_Problem description_
With the pictures left out, copy the listing below exactly.

_Data rows_
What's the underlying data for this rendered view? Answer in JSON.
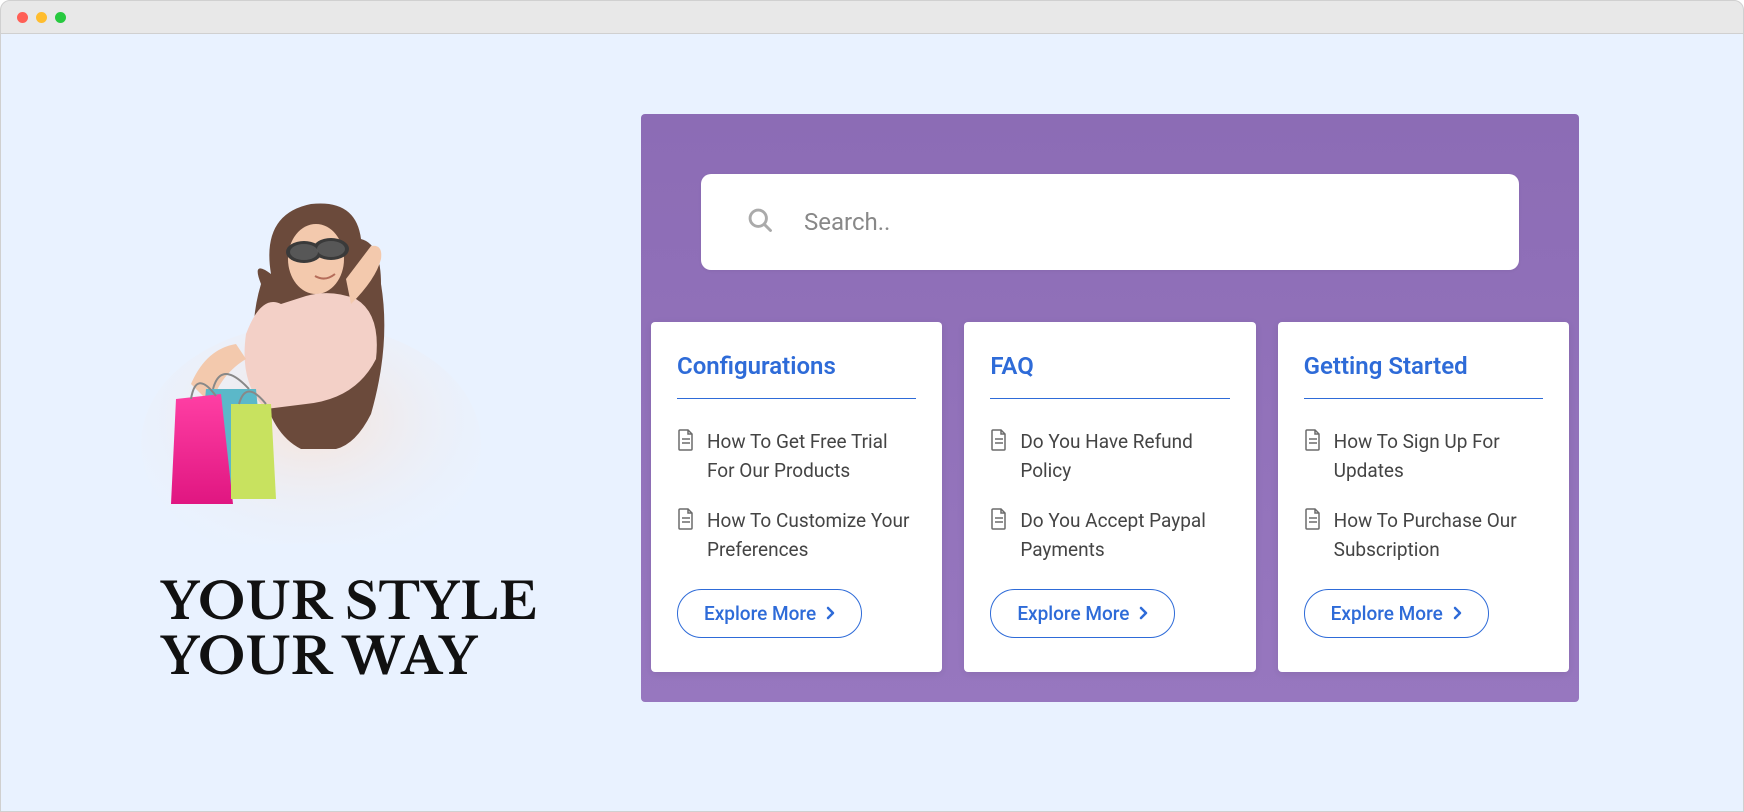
{
  "search": {
    "placeholder": "Search.."
  },
  "headline": {
    "line1": "YOUR STYLE",
    "line2": "YOUR WAY"
  },
  "explore_label": "Explore More",
  "cards": [
    {
      "title": "Configurations",
      "items": [
        "How To Get Free Trial For Our Products",
        "How To Customize Your Preferences"
      ]
    },
    {
      "title": "FAQ",
      "items": [
        "Do You Have Refund Policy",
        "Do You Accept Paypal Payments"
      ]
    },
    {
      "title": "Getting Started",
      "items": [
        "How To Sign Up For Updates",
        "How To Purchase Our Subscription"
      ]
    }
  ],
  "colors": {
    "accent": "#2e6bd8",
    "panel": "#8c6cb5"
  }
}
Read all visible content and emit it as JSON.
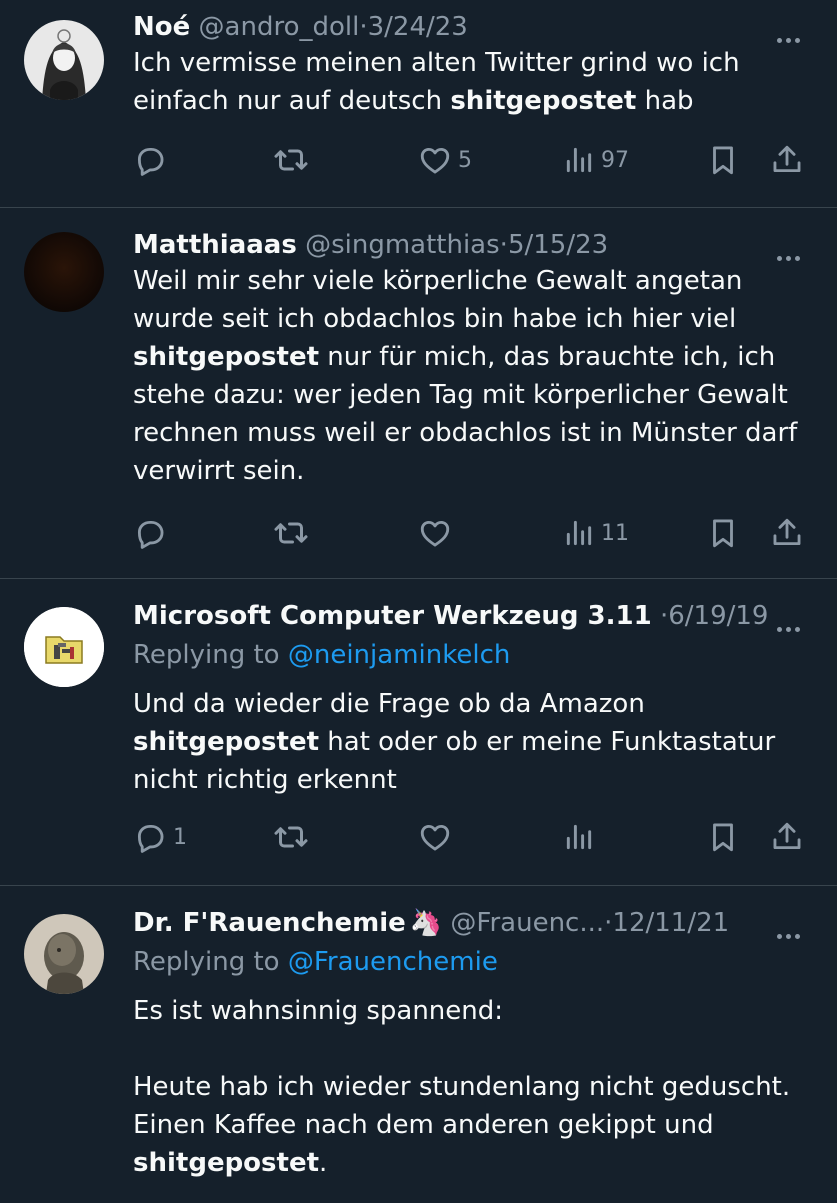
{
  "tweets": [
    {
      "name": "Noé",
      "handle": "@andro_doll",
      "dot": "·",
      "date": "3/24/23",
      "text_before": "Ich vermisse meinen alten Twitter grind wo ich einfach nur auf deutsch ",
      "bold": "shitgepostet",
      "text_after": " hab",
      "replies": "",
      "likes": "5",
      "views": "97"
    },
    {
      "name": "Matthiaaas",
      "handle": "@singmatthias",
      "dot": "·",
      "date": "5/15/23",
      "text_before": "Weil mir sehr viele körperliche Gewalt angetan wurde seit ich obdachlos bin habe ich hier viel ",
      "bold": "shitgepostet",
      "text_after": " nur für mich, das brauchte ich, ich stehe dazu: wer jeden Tag mit körperlicher Gewalt rechnen muss weil er obdachlos ist in Münster darf verwirrt sein.",
      "replies": "",
      "likes": "",
      "views": "11"
    },
    {
      "name": "Microsoft Computer Werkzeug 3.11",
      "handle": "",
      "dot": "·",
      "date": "6/19/19",
      "replying_label": "Replying to",
      "replying_to": "@neinjaminkelch",
      "text_before": "Und da wieder die Frage ob da Amazon ",
      "bold": "shitgepostet",
      "text_after": " hat oder ob er meine Funktastatur nicht richtig erkennt",
      "replies": "1",
      "likes": "",
      "views": ""
    },
    {
      "name": "Dr. F'Rauenchemie",
      "emoji": "🦄",
      "handle": "@Frauenc...",
      "dot": "·",
      "date": "12/11/21",
      "replying_label": "Replying to",
      "replying_to": "@Frauenchemie",
      "line1": "Es ist wahnsinnig spannend:",
      "text_before": "Heute hab ich wieder stundenlang nicht geduscht. Einen Kaffee nach dem anderen gekippt und ",
      "bold": "shitgepostet",
      "text_after": "."
    }
  ],
  "icons": {
    "reply": "reply-icon",
    "retweet": "retweet-icon",
    "like": "heart-icon",
    "views": "views-icon",
    "bookmark": "bookmark-icon",
    "share": "share-icon",
    "more": "more-icon"
  },
  "colors": {
    "background": "#15202b",
    "text": "#f7f9f9",
    "secondary": "#8b98a5",
    "link": "#1d9bf0",
    "divider": "#38444d"
  }
}
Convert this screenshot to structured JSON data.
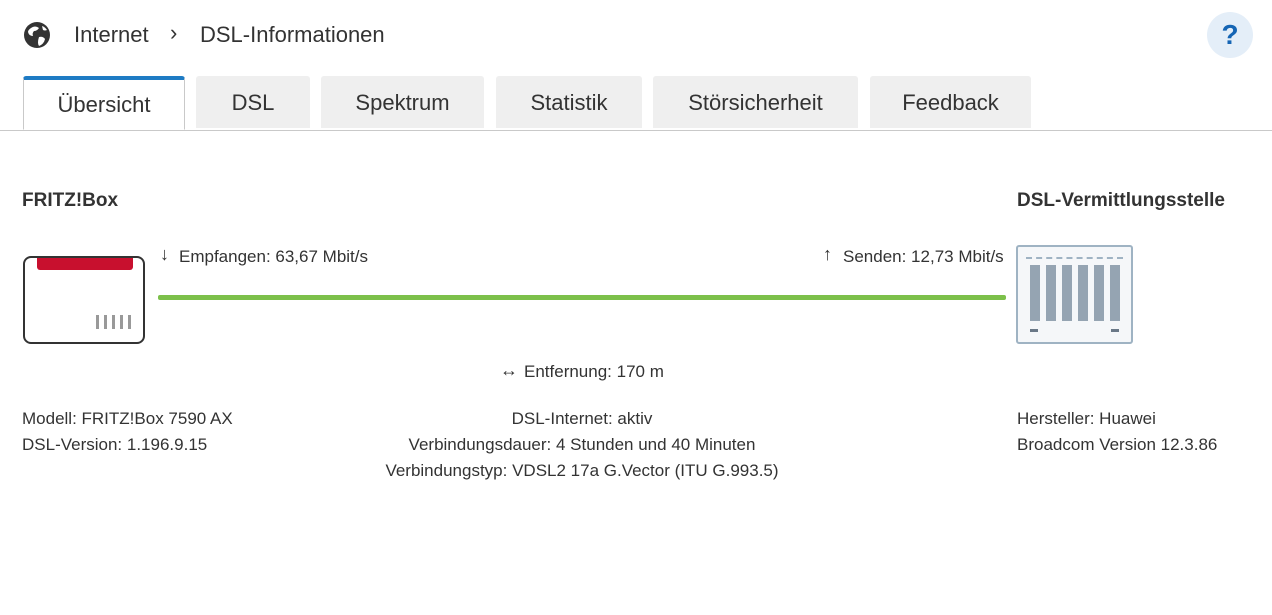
{
  "header": {
    "breadcrumb_1": "Internet",
    "breadcrumb_sep": "›",
    "breadcrumb_2": "DSL-Informationen",
    "help_label": "?"
  },
  "tabs": [
    {
      "label": "Übersicht",
      "active": true
    },
    {
      "label": "DSL"
    },
    {
      "label": "Spektrum"
    },
    {
      "label": "Statistik"
    },
    {
      "label": "Störsicherheit"
    },
    {
      "label": "Feedback"
    }
  ],
  "left": {
    "title": "FRITZ!Box",
    "model": "Modell: FRITZ!Box 7590 AX",
    "dsl_version": "DSL-Version: 1.196.9.15"
  },
  "right": {
    "title": "DSL-Vermittlungsstelle",
    "vendor": "Hersteller: Huawei",
    "chip": "Broadcom Version 12.3.86"
  },
  "link": {
    "down_icon": "↓",
    "down": "Empfangen: 63,67 Mbit/s",
    "up_icon": "↑",
    "up": "Senden: 12,73 Mbit/s",
    "distance_icon": "↔",
    "distance": "Entfernung: 170 m",
    "line_color": "#7cc04a"
  },
  "status": {
    "line1": "DSL-Internet: aktiv",
    "line2": "Verbindungsdauer: 4 Stunden und 40 Minuten",
    "line3": "Verbindungstyp: VDSL2 17a G.Vector (ITU G.993.5)"
  }
}
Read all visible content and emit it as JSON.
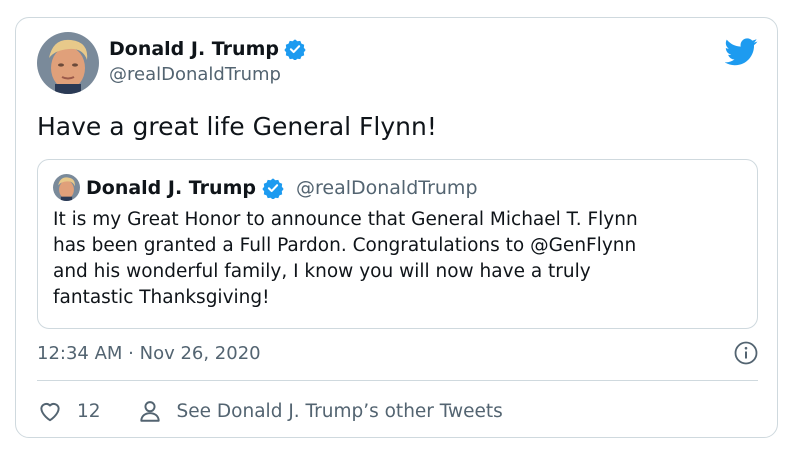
{
  "author": {
    "name": "Donald J. Trump",
    "handle": "@realDonaldTrump",
    "verified": true
  },
  "tweet": {
    "text": "Have a great life General Flynn!",
    "timestamp": "12:34 AM · Nov 26, 2020"
  },
  "quoted_tweet": {
    "name": "Donald J. Trump",
    "handle": "@realDonaldTrump",
    "verified": true,
    "lines": [
      "It is my Great Honor to announce that General Michael T. Flynn",
      "has been granted a Full Pardon. Congratulations to @GenFlynn",
      "and his wonderful family, I know you will now have a truly",
      "fantastic Thanksgiving!"
    ]
  },
  "actions": {
    "like_count": "12",
    "see_more_label": "See Donald J. Trump’s other Tweets"
  },
  "icons": {
    "brand": "twitter-bird-icon",
    "verified": "verified-badge-icon",
    "info": "info-icon",
    "like": "heart-icon",
    "profile": "person-icon"
  },
  "colors": {
    "brand_blue": "#1d9bf0",
    "text_primary": "#0f1419",
    "text_secondary": "#536471",
    "border": "#cfd9de"
  }
}
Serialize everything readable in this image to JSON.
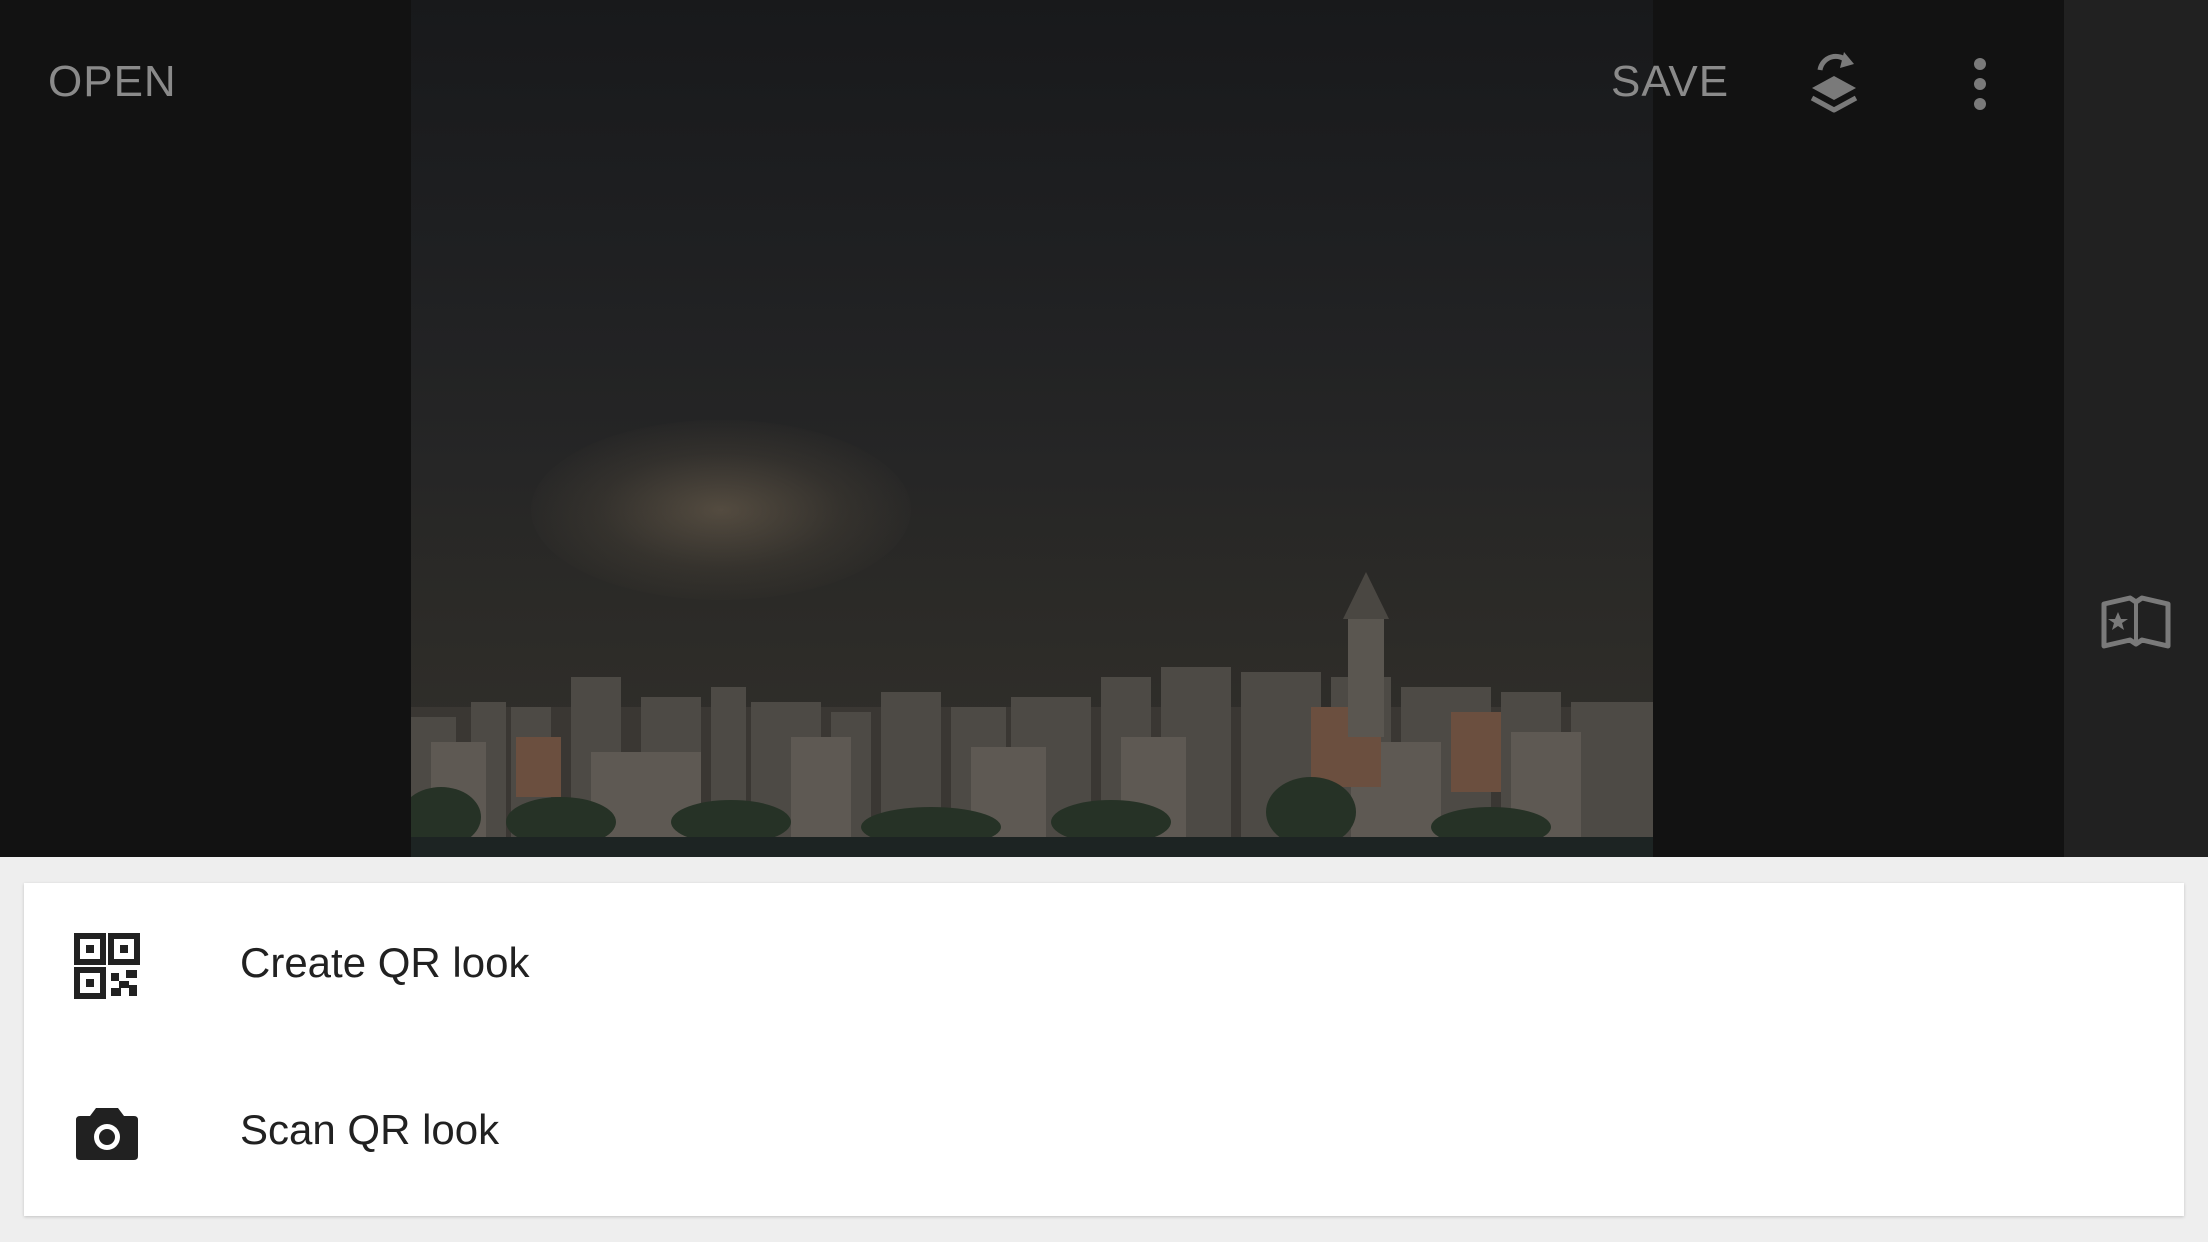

_Response_
What's the underlying data for this rendered view? Answer in JSON.
{
  "search": {
    "placeholder": "Search.."
  },
  "headline": {
    "line1": "YOUR STYLE",
    "line2": "YOUR WAY"
  },
  "explore_label": "Explore More",
  "cards": [
    {
      "title": "Configurations",
      "items": [
        "How To Get Free Trial For Our Products",
        "How To Customize Your Preferences"
      ]
    },
    {
      "title": "FAQ",
      "items": [
        "Do You Have Refund Policy",
        "Do You Accept Paypal Payments"
      ]
    },
    {
      "title": "Getting Started",
      "items": [
        "How To Sign Up For Updates",
        "How To Purchase Our Subscription"
      ]
    }
  ],
  "colors": {
    "accent": "#2e6bd8",
    "panel": "#8c6cb5"
  }
}
Read all visible content and emit it as JSON.
{
  "tweets": [
    {
      "name": "Noé",
      "handle": "@andro_doll",
      "dot": "·",
      "date": "3/24/23",
      "text_before": "Ich vermisse meinen alten Twitter grind wo ich einfach nur auf deutsch ",
      "bold": "shitgepostet",
      "text_after": " hab",
      "replies": "",
      "likes": "5",
      "views": "97"
    },
    {
      "name": "Matthiaaas",
      "handle": "@singmatthias",
      "dot": "·",
      "date": "5/15/23",
      "text_before": "Weil mir sehr viele körperliche Gewalt angetan wurde seit ich obdachlos bin habe ich hier viel ",
      "bold": "shitgepostet",
      "text_after": " nur für mich, das brauchte ich, ich stehe dazu: wer jeden Tag mit körperlicher Gewalt rechnen muss weil er obdachlos ist in Münster darf verwirrt sein.",
      "replies": "",
      "likes": "",
      "views": "11"
    },
    {
      "name": "Microsoft Computer Werkzeug 3.11",
      "handle": "",
      "dot": "·",
      "date": "6/19/19",
      "replying_label": "Replying to",
      "replying_to": "@neinjaminkelch",
      "text_before": "Und da wieder die Frage ob da Amazon ",
      "bold": "shitgepostet",
      "text_after": " hat oder ob er meine Funktastatur nicht richtig erkennt",
      "replies": "1",
      "likes": "",
      "views": ""
    },
    {
      "name": "Dr. F'Rauenchemie",
      "emoji": "🦄",
      "handle": "@Frauenc...",
      "dot": "·",
      "date": "12/11/21",
      "replying_label": "Replying to",
      "replying_to": "@Frauenchemie",
      "line1": "Es ist wahnsinnig spannend:",
      "text_before": "Heute hab ich wieder stundenlang nicht geduscht. Einen Kaffee nach dem anderen gekippt und ",
      "bold": "shitgepostet",
      "text_after": "."
    }
  ],
  "icons": {
    "reply": "reply-icon",
    "retweet": "retweet-icon",
    "like": "heart-icon",
    "views": "views-icon",
    "bookmark": "bookmark-icon",
    "share": "share-icon",
    "more": "more-icon"
  },
  "colors": {
    "background": "#15202b",
    "text": "#f7f9f9",
    "secondary": "#8b98a5",
    "link": "#1d9bf0",
    "divider": "#38444d"
  }
}
Convert this screenshot to structured JSON data.
{
  "header": {
    "breadcrumb_1": "Internet",
    "breadcrumb_sep": "›",
    "breadcrumb_2": "DSL-Informationen",
    "help_label": "?"
  },
  "tabs": [
    {
      "label": "Übersicht",
      "active": true
    },
    {
      "label": "DSL"
    },
    {
      "label": "Spektrum"
    },
    {
      "label": "Statistik"
    },
    {
      "label": "Störsicherheit"
    },
    {
      "label": "Feedback"
    }
  ],
  "left": {
    "title": "FRITZ!Box",
    "model": "Modell: FRITZ!Box 7590 AX",
    "dsl_version": "DSL-Version: 1.196.9.15"
  },
  "right": {
    "title": "DSL-Vermittlungsstelle",
    "vendor": "Hersteller: Huawei",
    "chip": "Broadcom Version 12.3.86"
  },
  "link": {
    "down_icon": "↓",
    "down": "Empfangen: 63,67 Mbit/s",
    "up_icon": "↑",
    "up": "Senden: 12,73 Mbit/s",
    "distance_icon": "↔",
    "distance": "Entfernung: 170 m",
    "line_color": "#7cc04a"
  },
  "status": {
    "line1": "DSL-Internet: aktiv",
    "line2": "Verbindungsdauer: 4 Stunden und 40 Minuten",
    "line3": "Verbindungstyp: VDSL2 17a G.Vector (ITU G.993.5)"
  }
}
Read all visible content and emit it as JSON.
{
  "author": {
    "name": "Donald J. Trump",
    "handle": "@realDonaldTrump",
    "verified": true
  },
  "tweet": {
    "text": "Have a great life General Flynn!",
    "timestamp": "12:34 AM · Nov 26, 2020"
  },
  "quoted_tweet": {
    "name": "Donald J. Trump",
    "handle": "@realDonaldTrump",
    "verified": true,
    "lines": [
      "It is my Great Honor to announce that General Michael T. Flynn",
      "has been granted a Full Pardon. Congratulations to @GenFlynn",
      "and his wonderful family, I know you will now have a truly",
      "fantastic Thanksgiving!"
    ]
  },
  "actions": {
    "like_count": "12",
    "see_more_label": "See Donald J. Trump’s other Tweets"
  },
  "icons": {
    "brand": "twitter-bird-icon",
    "verified": "verified-badge-icon",
    "info": "info-icon",
    "like": "heart-icon",
    "profile": "person-icon"
  },
  "colors": {
    "brand_blue": "#1d9bf0",
    "text_primary": "#0f1419",
    "text_secondary": "#536471",
    "border": "#cfd9de"
  }
}
Serialize everything readable in this image to JSON.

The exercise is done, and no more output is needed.